Tally every line of the listing below that holds "value", then give the tally alone.

_ _ _ _

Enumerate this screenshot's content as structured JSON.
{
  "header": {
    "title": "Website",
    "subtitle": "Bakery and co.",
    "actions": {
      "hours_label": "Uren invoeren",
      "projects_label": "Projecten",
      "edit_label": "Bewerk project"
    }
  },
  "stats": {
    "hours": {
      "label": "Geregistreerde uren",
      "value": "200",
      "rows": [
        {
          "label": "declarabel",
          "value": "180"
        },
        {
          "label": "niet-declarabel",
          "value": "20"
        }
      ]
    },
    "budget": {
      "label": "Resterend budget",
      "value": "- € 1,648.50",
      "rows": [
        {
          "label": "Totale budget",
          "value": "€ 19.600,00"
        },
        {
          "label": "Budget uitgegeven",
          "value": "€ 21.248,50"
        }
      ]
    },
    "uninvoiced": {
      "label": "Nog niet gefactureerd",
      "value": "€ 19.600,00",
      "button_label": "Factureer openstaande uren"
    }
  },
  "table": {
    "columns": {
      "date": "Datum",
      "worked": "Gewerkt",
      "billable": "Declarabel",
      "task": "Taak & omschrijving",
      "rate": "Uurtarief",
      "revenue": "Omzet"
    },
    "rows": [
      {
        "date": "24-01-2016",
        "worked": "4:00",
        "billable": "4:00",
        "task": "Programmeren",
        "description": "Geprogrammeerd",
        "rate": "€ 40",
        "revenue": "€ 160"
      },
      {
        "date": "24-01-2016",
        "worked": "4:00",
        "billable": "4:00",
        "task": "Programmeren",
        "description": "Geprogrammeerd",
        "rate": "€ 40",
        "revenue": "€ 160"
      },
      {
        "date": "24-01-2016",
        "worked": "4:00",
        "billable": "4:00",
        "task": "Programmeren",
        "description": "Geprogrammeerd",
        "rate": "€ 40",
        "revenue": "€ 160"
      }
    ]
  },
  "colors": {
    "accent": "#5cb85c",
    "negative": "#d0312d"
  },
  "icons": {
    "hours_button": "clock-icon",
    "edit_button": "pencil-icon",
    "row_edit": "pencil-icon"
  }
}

_ _ _ _

Output - 7